*** Stored rows ***

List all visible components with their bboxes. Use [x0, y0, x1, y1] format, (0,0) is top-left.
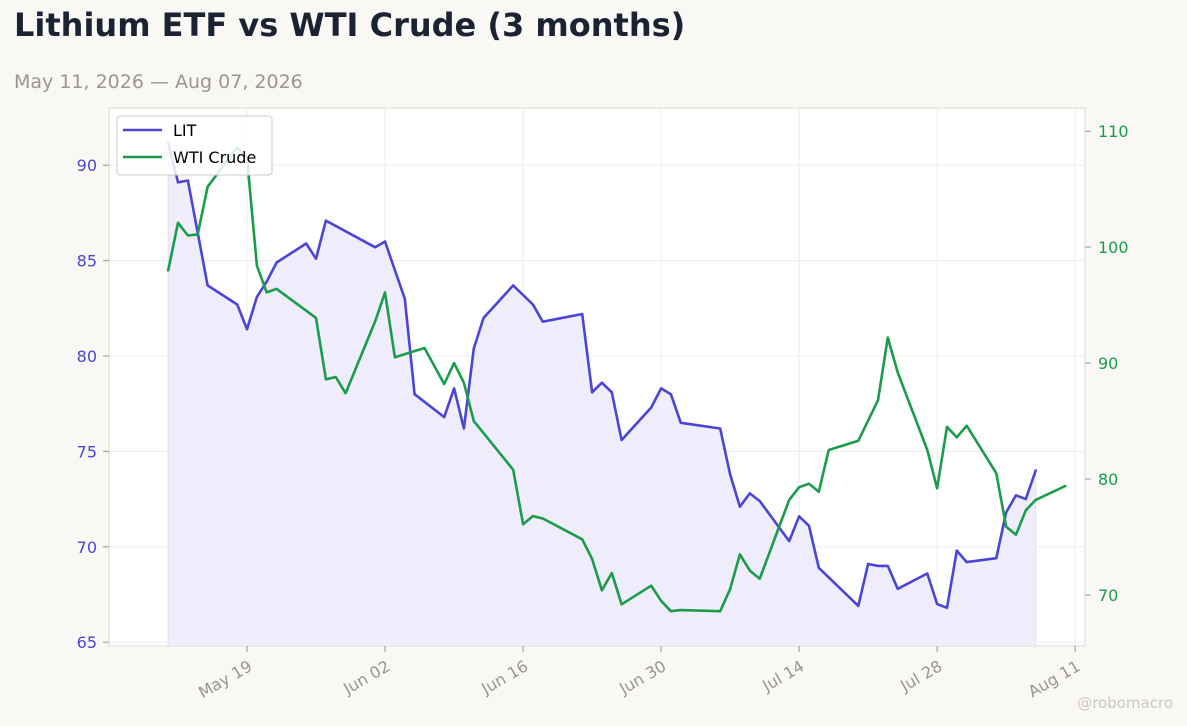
x-tick-label: Aug 11 — [1025, 656, 1084, 701]
y-right-tick-label: 100 — [1098, 238, 1129, 257]
x-tick-label: Jun 16 — [477, 656, 531, 698]
series-area-lit — [168, 142, 1036, 647]
x-tick-label: Jun 30 — [615, 656, 669, 698]
y-left-tick-label: 80 — [77, 347, 97, 366]
series-layer — [166, 141, 1067, 647]
y-left-tick-label: 75 — [77, 442, 97, 461]
x-tick-label: Jul 28 — [896, 656, 945, 695]
series-line-wti — [166, 146, 1067, 613]
legend-label-wti: WTI Crude — [173, 148, 256, 167]
date-range-subtitle: May 11, 2026 — Aug 07, 2026 — [14, 71, 303, 93]
y-right-tick-label: 90 — [1098, 354, 1118, 373]
legend-label-lit: LIT — [173, 121, 197, 140]
y-left-tick-label: 85 — [77, 252, 97, 271]
x-tick-label: May 19 — [195, 656, 255, 702]
y-left-tick-label: 90 — [77, 156, 97, 175]
watermark: @robomacro — [1077, 694, 1173, 712]
y-left-tick-label: 65 — [77, 633, 97, 652]
y-right-tick-label: 110 — [1098, 122, 1129, 141]
y-right-tick-label: 80 — [1098, 470, 1118, 489]
y-left-tick-label: 70 — [77, 538, 97, 557]
series-line-lit — [166, 141, 1037, 610]
x-tick-label: Jul 14 — [758, 656, 807, 695]
legend[interactable]: LIT WTI Crude — [116, 115, 273, 176]
y-right-tick-label: 70 — [1098, 586, 1118, 605]
x-tick-label: Jun 02 — [339, 656, 393, 698]
page-title: Lithium ETF vs WTI Crude (3 months) — [14, 6, 686, 44]
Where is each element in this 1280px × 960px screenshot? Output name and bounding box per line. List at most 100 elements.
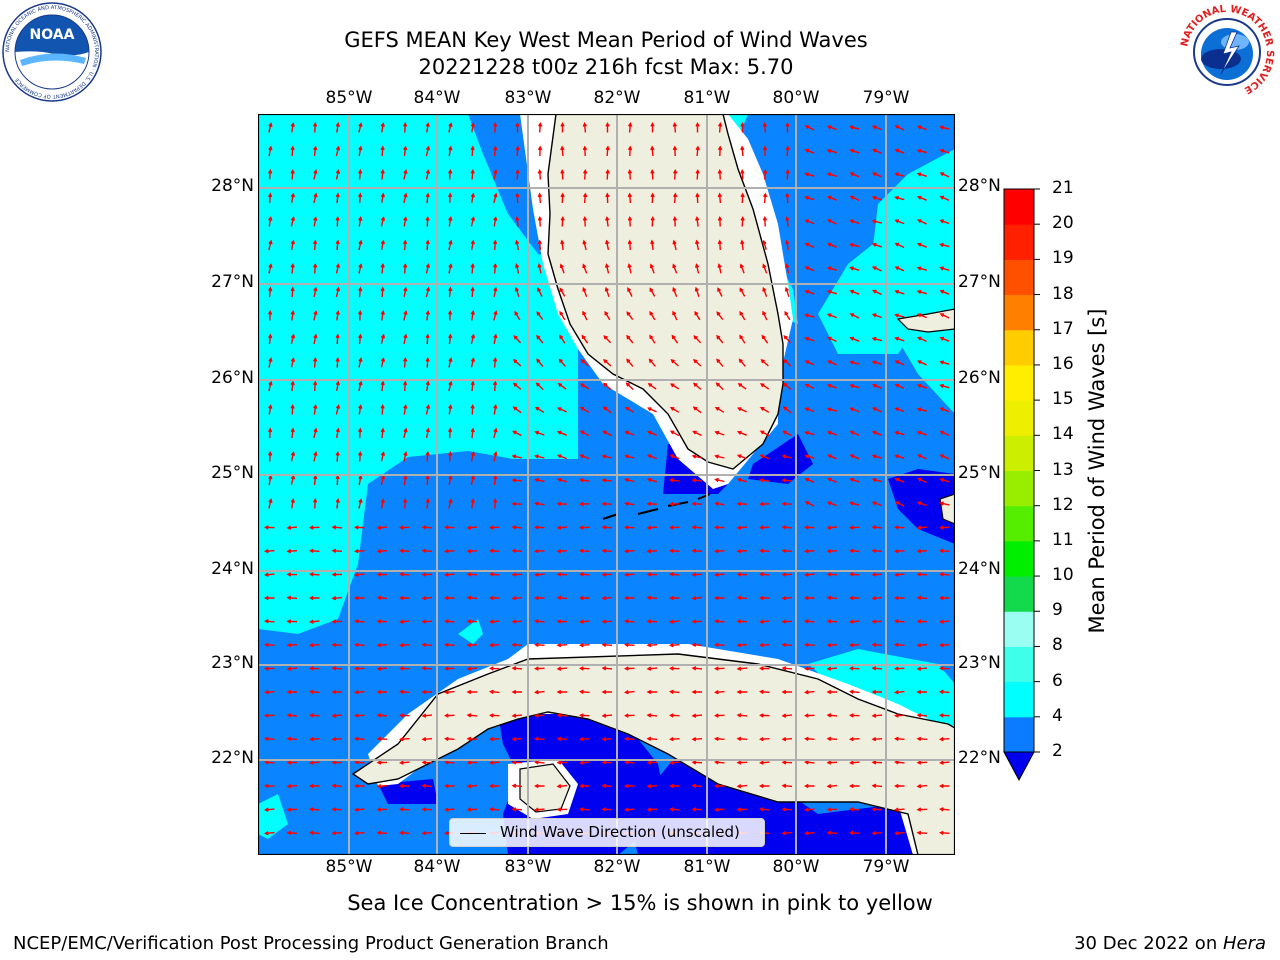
wave-direction-arrow <box>290 357 296 368</box>
wave-direction-arrow <box>511 596 523 601</box>
wave-direction-arrow <box>627 145 633 157</box>
wave-direction-arrow <box>894 313 905 318</box>
wave-direction-arrow <box>781 619 793 624</box>
wave-direction-arrow <box>695 122 700 133</box>
lat-label-left: 27°N <box>211 272 254 292</box>
wave-direction-arrow <box>556 595 568 600</box>
wave-direction-arrow <box>894 407 905 413</box>
wave-direction-arrow <box>403 239 408 251</box>
wave-direction-arrow <box>335 286 341 298</box>
wave-direction-arrow <box>448 404 453 415</box>
wave-direction-arrow <box>559 287 566 297</box>
wave-direction-arrow <box>804 736 815 741</box>
wave-direction-arrow <box>784 286 790 298</box>
wave-direction-arrow <box>399 666 410 671</box>
colorbar-tick-label: 10 <box>1052 565 1074 586</box>
wave-direction-arrow <box>331 548 343 553</box>
wave-direction-arrow <box>716 334 724 344</box>
wave-direction-arrow <box>448 451 453 462</box>
wave-direction-arrow <box>826 430 838 436</box>
wave-direction-arrow <box>736 807 748 812</box>
wave-direction-arrow <box>605 216 610 227</box>
wave-direction-arrow <box>312 498 318 509</box>
wave-direction-arrow <box>872 148 882 155</box>
wave-direction-arrow <box>313 357 318 368</box>
wave-direction-arrow <box>380 145 385 157</box>
wave-direction-arrow <box>646 477 657 483</box>
wave-direction-arrow <box>358 498 363 509</box>
wave-direction-arrow <box>290 498 295 509</box>
wave-direction-arrow <box>759 501 770 507</box>
wave-direction-arrow <box>669 430 680 437</box>
wave-direction-arrow <box>804 383 815 390</box>
wave-direction-arrow <box>624 430 635 436</box>
wave-direction-arrow <box>736 713 748 718</box>
wave-direction-arrow <box>894 549 905 554</box>
wave-direction-arrow <box>264 831 275 836</box>
wave-direction-arrow <box>286 689 297 695</box>
wave-direction-arrow <box>399 619 410 624</box>
wave-direction-arrow <box>669 383 680 390</box>
wave-direction-arrow <box>939 148 950 154</box>
lat-label-right: 22°N <box>958 748 1001 768</box>
wave-direction-arrow <box>535 382 544 391</box>
wave-direction-arrow <box>556 643 568 648</box>
wave-direction-arrow <box>268 239 273 251</box>
wave-direction-arrow <box>849 383 860 389</box>
wave-direction-arrow <box>759 548 770 553</box>
wave-direction-arrow <box>849 125 860 130</box>
wave-direction-arrow <box>313 169 318 180</box>
wave-direction-arrow <box>466 807 478 812</box>
colorbar-tick-label: 17 <box>1052 318 1074 339</box>
wave-direction-arrow <box>448 192 453 204</box>
wave-direction-arrow <box>579 643 590 648</box>
wave-direction-arrow <box>313 380 318 392</box>
wave-direction-arrow <box>691 548 703 553</box>
nws-logo: NATIONAL WEATHER SERVICE <box>1179 4 1275 100</box>
wave-direction-arrow <box>489 572 500 577</box>
wave-direction-arrow <box>601 642 613 647</box>
wave-direction-arrow <box>691 666 703 671</box>
wave-direction-arrow <box>894 736 905 741</box>
wave-direction-arrow <box>489 525 500 530</box>
wave-direction-arrow <box>470 239 475 251</box>
lon-label-top: 84°W <box>413 88 461 108</box>
wave-direction-arrow <box>714 595 725 601</box>
wave-direction-arrow <box>448 216 453 227</box>
svg-text:NOAA: NOAA <box>30 27 75 43</box>
wave-direction-arrow <box>849 783 860 789</box>
wave-direction-arrow <box>489 595 500 601</box>
wave-direction-arrow <box>309 830 320 835</box>
wave-direction-arrow <box>624 595 635 601</box>
wave-direction-arrow <box>601 548 613 553</box>
wave-direction-arrow <box>331 689 342 695</box>
wave-direction-arrow <box>849 219 860 225</box>
period-lt-2-region <box>888 469 955 544</box>
wave-direction-arrow <box>448 474 453 486</box>
wave-direction-arrow <box>290 286 295 298</box>
wave-direction-arrow <box>626 334 634 344</box>
wave-direction-arrow <box>646 736 658 741</box>
colorbar-tick-label: 16 <box>1052 353 1074 374</box>
wave-direction-arrow <box>309 525 320 530</box>
wave-direction-arrow <box>871 548 883 553</box>
wave-direction-arrow <box>804 195 815 201</box>
wave-direction-arrow <box>403 192 408 204</box>
wave-direction-arrow <box>826 830 838 835</box>
wave-direction-arrow <box>939 289 950 295</box>
wave-direction-arrow <box>290 239 295 251</box>
wave-direction-arrow <box>556 525 568 530</box>
wave-direction-arrow <box>717 287 723 297</box>
wave-direction-arrow <box>691 478 703 483</box>
wave-direction-arrow <box>916 125 927 131</box>
wave-direction-arrow <box>871 242 883 248</box>
wave-direction-arrow <box>714 549 725 554</box>
wave-direction-arrow <box>376 784 388 789</box>
wave-direction-arrow <box>331 619 343 624</box>
wave-direction-arrow <box>444 736 455 741</box>
wave-direction-arrow <box>312 122 318 133</box>
wave-direction-arrow <box>331 831 343 836</box>
colorbar-tick-label: 4 <box>1052 705 1063 726</box>
wave-direction-arrow <box>399 525 410 530</box>
wave-direction-arrow <box>762 122 767 133</box>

***

• What is asked:
Set down every line of the listing above verbatim, leaving out the pictures.

• In response:
List all visible components with their bboxes. Use [x0, y0, x1, y1] format, (0,0) is top-left.
x-tick-label: Aug 11 — [1025, 656, 1084, 701]
y-right-tick-label: 100 — [1098, 238, 1129, 257]
x-tick-label: Jun 16 — [477, 656, 531, 698]
series-area-lit — [168, 142, 1036, 647]
x-tick-label: Jun 30 — [615, 656, 669, 698]
y-left-tick-label: 80 — [77, 347, 97, 366]
series-layer — [166, 141, 1067, 647]
y-left-tick-label: 75 — [77, 442, 97, 461]
x-tick-label: Jul 28 — [896, 656, 945, 695]
series-line-wti — [166, 146, 1067, 613]
legend-label-wti: WTI Crude — [173, 148, 256, 167]
date-range-subtitle: May 11, 2026 — Aug 07, 2026 — [14, 71, 303, 93]
y-right-tick-label: 90 — [1098, 354, 1118, 373]
legend-label-lit: LIT — [173, 121, 197, 140]
y-left-tick-label: 85 — [77, 252, 97, 271]
x-tick-label: May 19 — [195, 656, 255, 702]
y-left-tick-label: 90 — [77, 156, 97, 175]
watermark: @robomacro — [1077, 694, 1173, 712]
y-left-tick-label: 65 — [77, 633, 97, 652]
y-right-tick-label: 110 — [1098, 122, 1129, 141]
y-right-tick-label: 80 — [1098, 470, 1118, 489]
y-left-tick-label: 70 — [77, 538, 97, 557]
series-line-lit — [166, 141, 1037, 610]
x-tick-label: Jul 14 — [758, 656, 807, 695]
legend[interactable]: LIT WTI Crude — [116, 115, 273, 176]
y-right-tick-label: 70 — [1098, 586, 1118, 605]
x-tick-label: Jun 02 — [339, 656, 393, 698]
page-title: Lithium ETF vs WTI Crude (3 months) — [14, 6, 686, 44]
Where is each element in this 1280px × 960px screenshot? Output name and bounding box per line. List at most 100 elements.
wave-direction-arrow <box>290 357 296 368</box>
wave-direction-arrow <box>511 596 523 601</box>
wave-direction-arrow <box>627 145 633 157</box>
wave-direction-arrow <box>894 313 905 318</box>
wave-direction-arrow <box>781 619 793 624</box>
wave-direction-arrow <box>695 122 700 133</box>
lat-label-left: 27°N <box>211 272 254 292</box>
wave-direction-arrow <box>556 595 568 600</box>
wave-direction-arrow <box>894 407 905 413</box>
wave-direction-arrow <box>403 239 408 251</box>
wave-direction-arrow <box>335 286 341 298</box>
wave-direction-arrow <box>448 404 453 415</box>
wave-direction-arrow <box>559 287 566 297</box>
wave-direction-arrow <box>804 736 815 741</box>
wave-direction-arrow <box>784 286 790 298</box>
wave-direction-arrow <box>399 666 410 671</box>
colorbar-tick-label: 10 <box>1052 565 1074 586</box>
wave-direction-arrow <box>331 548 343 553</box>
wave-direction-arrow <box>716 334 724 344</box>
wave-direction-arrow <box>448 451 453 462</box>
wave-direction-arrow <box>826 430 838 436</box>
wave-direction-arrow <box>736 807 748 812</box>
wave-direction-arrow <box>605 216 610 227</box>
wave-direction-arrow <box>312 498 318 509</box>
wave-direction-arrow <box>872 148 882 155</box>
wave-direction-arrow <box>313 357 318 368</box>
wave-direction-arrow <box>380 145 385 157</box>
wave-direction-arrow <box>646 477 657 483</box>
wave-direction-arrow <box>358 498 363 509</box>
wave-direction-arrow <box>290 498 295 509</box>
wave-direction-arrow <box>759 501 770 507</box>
wave-direction-arrow <box>669 430 680 437</box>
wave-direction-arrow <box>804 383 815 390</box>
wave-direction-arrow <box>624 430 635 436</box>
wave-direction-arrow <box>736 713 748 718</box>
wave-direction-arrow <box>894 549 905 554</box>
wave-direction-arrow <box>264 831 275 836</box>
wave-direction-arrow <box>286 689 297 695</box>
wave-direction-arrow <box>399 619 410 624</box>
wave-direction-arrow <box>669 383 680 390</box>
wave-direction-arrow <box>939 148 950 154</box>
lat-label-right: 22°N <box>958 748 1001 768</box>
wave-direction-arrow <box>535 382 544 391</box>
wave-direction-arrow <box>556 643 568 648</box>
wave-direction-arrow <box>268 239 273 251</box>
wave-direction-arrow <box>849 383 860 389</box>
wave-direction-arrow <box>759 548 770 553</box>
wave-direction-arrow <box>849 125 860 130</box>
wave-direction-arrow <box>313 169 318 180</box>
wave-direction-arrow <box>466 807 478 812</box>
colorbar-tick-label: 17 <box>1052 318 1074 339</box>
wave-direction-arrow <box>448 192 453 204</box>
wave-direction-arrow <box>579 643 590 648</box>
wave-direction-arrow <box>313 380 318 392</box>
wave-direction-arrow <box>691 548 703 553</box>
nws-logo: NATIONAL WEATHER SERVICE <box>1179 4 1275 100</box>
wave-direction-arrow <box>489 572 500 577</box>
wave-direction-arrow <box>601 642 613 647</box>
wave-direction-arrow <box>691 666 703 671</box>
wave-direction-arrow <box>894 736 905 741</box>
wave-direction-arrow <box>489 525 500 530</box>
wave-direction-arrow <box>470 239 475 251</box>
lon-label-top: 84°W <box>413 88 461 108</box>
wave-direction-arrow <box>714 595 725 601</box>
wave-direction-arrow <box>448 216 453 227</box>
svg-text:NOAA: NOAA <box>30 27 75 43</box>
wave-direction-arrow <box>849 783 860 789</box>
wave-direction-arrow <box>489 595 500 601</box>
wave-direction-arrow <box>309 830 320 835</box>
wave-direction-arrow <box>624 595 635 601</box>
wave-direction-arrow <box>601 548 613 553</box>
wave-direction-arrow <box>331 689 342 695</box>
wave-direction-arrow <box>849 219 860 225</box>
period-lt-2-region <box>888 469 955 544</box>
wave-direction-arrow <box>448 474 453 486</box>
wave-direction-arrow <box>290 286 295 298</box>
wave-direction-arrow <box>626 334 634 344</box>
wave-direction-arrow <box>646 736 658 741</box>
colorbar-tick-label: 16 <box>1052 353 1074 374</box>
wave-direction-arrow <box>309 525 320 530</box>
wave-direction-arrow <box>871 548 883 553</box>
wave-direction-arrow <box>804 195 815 201</box>
wave-direction-arrow <box>403 192 408 204</box>
wave-direction-arrow <box>826 830 838 835</box>
wave-direction-arrow <box>939 289 950 295</box>
wave-direction-arrow <box>290 239 295 251</box>
wave-direction-arrow <box>556 525 568 530</box>
wave-direction-arrow <box>717 287 723 297</box>
wave-direction-arrow <box>691 478 703 483</box>
wave-direction-arrow <box>916 125 927 131</box>
wave-direction-arrow <box>871 242 883 248</box>
wave-direction-arrow <box>714 549 725 554</box>
wave-direction-arrow <box>376 784 388 789</box>
wave-direction-arrow <box>331 619 343 624</box>
wave-direction-arrow <box>444 736 455 741</box>
wave-direction-arrow <box>312 122 318 133</box>
wave-direction-arrow <box>331 831 343 836</box>
colorbar-tick-label: 4 <box>1052 705 1063 726</box>
wave-direction-arrow <box>399 525 410 530</box>
wave-direction-arrow <box>762 122 767 133</box>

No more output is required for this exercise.